◆ DIRECTIONS FOR THIS TASK:
Find each line that has the string "value" and give the total, with nothing else.

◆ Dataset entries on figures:

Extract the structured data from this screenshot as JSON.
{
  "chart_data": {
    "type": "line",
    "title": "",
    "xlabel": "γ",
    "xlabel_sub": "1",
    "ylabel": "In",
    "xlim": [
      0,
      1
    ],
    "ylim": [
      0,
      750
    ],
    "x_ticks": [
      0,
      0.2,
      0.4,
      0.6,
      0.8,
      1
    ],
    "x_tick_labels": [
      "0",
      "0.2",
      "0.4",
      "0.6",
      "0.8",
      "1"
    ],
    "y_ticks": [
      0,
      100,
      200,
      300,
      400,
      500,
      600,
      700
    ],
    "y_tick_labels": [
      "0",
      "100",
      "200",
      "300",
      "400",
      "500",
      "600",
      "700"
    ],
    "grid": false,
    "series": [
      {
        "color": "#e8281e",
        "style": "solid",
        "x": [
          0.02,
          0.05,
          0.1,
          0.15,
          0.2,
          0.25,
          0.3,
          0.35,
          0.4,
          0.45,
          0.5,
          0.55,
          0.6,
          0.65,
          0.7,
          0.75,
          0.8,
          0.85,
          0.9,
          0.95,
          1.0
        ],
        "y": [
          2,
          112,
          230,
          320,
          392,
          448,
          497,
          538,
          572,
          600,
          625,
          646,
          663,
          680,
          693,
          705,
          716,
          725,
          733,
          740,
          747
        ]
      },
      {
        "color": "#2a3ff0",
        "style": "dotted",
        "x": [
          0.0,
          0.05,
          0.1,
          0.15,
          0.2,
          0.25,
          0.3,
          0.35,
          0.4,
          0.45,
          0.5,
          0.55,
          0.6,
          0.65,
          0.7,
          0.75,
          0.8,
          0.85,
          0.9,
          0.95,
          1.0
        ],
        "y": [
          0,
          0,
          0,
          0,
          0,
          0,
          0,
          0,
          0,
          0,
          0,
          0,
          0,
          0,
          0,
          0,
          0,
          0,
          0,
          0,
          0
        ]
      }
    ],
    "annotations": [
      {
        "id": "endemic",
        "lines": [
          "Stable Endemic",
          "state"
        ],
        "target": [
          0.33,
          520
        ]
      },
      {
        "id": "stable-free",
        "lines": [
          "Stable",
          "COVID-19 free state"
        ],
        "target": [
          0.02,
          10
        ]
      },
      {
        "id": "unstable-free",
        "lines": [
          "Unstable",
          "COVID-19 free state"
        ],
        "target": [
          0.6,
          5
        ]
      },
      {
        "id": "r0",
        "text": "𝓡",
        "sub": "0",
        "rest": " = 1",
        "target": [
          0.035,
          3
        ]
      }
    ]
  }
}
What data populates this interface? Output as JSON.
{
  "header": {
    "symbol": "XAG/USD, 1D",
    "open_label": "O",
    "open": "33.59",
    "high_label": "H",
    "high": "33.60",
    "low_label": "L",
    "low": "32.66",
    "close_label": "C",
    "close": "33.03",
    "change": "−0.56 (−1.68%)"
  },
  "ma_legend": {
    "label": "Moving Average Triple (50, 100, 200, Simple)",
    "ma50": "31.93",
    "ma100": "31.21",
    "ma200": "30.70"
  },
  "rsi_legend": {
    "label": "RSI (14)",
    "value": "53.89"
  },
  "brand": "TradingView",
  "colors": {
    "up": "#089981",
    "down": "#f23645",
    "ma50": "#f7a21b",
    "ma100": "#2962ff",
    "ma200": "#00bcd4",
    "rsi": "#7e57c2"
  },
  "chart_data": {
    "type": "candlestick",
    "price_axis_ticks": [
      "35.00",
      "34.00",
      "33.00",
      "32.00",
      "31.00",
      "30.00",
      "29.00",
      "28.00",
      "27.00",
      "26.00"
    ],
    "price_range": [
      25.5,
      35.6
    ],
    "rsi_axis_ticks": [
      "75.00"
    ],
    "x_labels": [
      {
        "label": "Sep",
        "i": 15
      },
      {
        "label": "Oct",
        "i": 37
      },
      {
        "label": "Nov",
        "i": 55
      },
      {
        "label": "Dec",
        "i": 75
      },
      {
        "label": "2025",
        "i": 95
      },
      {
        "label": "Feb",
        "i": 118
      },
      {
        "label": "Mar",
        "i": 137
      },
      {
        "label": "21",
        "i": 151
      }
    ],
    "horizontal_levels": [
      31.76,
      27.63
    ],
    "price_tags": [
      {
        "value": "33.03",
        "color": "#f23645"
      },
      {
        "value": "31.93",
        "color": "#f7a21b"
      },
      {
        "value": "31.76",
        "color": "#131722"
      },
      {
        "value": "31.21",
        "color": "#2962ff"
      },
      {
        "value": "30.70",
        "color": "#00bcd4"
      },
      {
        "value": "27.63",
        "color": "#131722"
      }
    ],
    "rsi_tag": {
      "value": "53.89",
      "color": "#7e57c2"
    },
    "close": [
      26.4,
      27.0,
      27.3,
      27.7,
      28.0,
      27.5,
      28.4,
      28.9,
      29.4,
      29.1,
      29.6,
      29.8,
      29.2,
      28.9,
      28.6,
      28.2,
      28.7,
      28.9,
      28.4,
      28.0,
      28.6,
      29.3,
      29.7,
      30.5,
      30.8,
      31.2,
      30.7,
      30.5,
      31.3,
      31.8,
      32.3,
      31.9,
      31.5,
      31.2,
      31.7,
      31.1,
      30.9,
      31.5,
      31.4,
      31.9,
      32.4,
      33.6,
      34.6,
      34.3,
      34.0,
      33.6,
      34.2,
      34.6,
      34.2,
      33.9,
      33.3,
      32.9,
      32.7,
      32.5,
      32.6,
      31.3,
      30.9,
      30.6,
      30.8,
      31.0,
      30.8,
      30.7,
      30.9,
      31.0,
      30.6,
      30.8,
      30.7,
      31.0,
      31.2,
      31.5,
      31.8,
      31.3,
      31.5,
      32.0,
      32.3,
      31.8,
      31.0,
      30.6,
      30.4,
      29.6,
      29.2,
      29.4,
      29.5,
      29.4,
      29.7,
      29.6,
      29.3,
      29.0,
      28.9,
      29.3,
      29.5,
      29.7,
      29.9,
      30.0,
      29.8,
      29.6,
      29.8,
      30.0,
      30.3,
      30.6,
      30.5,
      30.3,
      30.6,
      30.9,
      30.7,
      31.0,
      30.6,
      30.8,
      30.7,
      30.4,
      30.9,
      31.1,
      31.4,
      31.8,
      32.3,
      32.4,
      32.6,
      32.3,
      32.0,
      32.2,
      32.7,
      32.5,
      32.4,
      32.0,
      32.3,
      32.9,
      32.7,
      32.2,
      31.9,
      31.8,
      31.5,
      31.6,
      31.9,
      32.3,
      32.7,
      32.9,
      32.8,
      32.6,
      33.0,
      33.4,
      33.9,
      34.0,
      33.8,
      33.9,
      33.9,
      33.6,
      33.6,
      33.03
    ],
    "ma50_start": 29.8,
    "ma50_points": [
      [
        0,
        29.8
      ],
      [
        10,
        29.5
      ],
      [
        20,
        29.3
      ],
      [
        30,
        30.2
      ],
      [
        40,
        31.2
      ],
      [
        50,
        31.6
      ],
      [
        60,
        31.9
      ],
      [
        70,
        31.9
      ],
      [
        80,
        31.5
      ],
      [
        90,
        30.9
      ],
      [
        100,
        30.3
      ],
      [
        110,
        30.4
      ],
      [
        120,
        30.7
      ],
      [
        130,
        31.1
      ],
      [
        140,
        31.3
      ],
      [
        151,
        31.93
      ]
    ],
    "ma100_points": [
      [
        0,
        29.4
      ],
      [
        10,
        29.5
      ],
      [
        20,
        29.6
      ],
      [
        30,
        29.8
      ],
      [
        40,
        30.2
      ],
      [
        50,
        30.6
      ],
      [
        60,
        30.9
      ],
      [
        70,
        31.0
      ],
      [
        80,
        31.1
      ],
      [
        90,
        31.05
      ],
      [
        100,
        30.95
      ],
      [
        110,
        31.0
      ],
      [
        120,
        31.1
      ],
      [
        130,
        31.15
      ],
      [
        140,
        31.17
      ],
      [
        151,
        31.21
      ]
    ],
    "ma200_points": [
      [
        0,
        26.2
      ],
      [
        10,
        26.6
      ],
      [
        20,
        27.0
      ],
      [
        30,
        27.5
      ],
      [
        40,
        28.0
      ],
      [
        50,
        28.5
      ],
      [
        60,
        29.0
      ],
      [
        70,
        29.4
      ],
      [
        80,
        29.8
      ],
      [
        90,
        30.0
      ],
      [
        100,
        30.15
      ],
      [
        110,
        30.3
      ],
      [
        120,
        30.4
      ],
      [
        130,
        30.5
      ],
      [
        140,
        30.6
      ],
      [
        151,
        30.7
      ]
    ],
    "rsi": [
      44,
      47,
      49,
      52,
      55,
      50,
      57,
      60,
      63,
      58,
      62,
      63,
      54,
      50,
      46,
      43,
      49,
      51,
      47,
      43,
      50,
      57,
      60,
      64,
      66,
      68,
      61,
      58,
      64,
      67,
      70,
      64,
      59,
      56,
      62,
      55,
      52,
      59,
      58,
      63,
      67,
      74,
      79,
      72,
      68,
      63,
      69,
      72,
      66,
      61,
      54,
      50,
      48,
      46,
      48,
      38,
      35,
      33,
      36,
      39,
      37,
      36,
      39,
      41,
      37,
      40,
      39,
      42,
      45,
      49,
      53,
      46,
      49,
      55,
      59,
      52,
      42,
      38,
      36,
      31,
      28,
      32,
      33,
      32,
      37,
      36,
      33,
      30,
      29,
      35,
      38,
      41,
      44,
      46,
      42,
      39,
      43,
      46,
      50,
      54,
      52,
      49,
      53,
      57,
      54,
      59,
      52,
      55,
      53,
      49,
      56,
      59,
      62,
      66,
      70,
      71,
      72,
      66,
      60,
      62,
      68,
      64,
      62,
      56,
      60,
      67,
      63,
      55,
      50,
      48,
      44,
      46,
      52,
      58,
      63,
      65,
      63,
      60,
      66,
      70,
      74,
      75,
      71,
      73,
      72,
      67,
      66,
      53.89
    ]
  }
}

◆ FINAL ANSWER:
8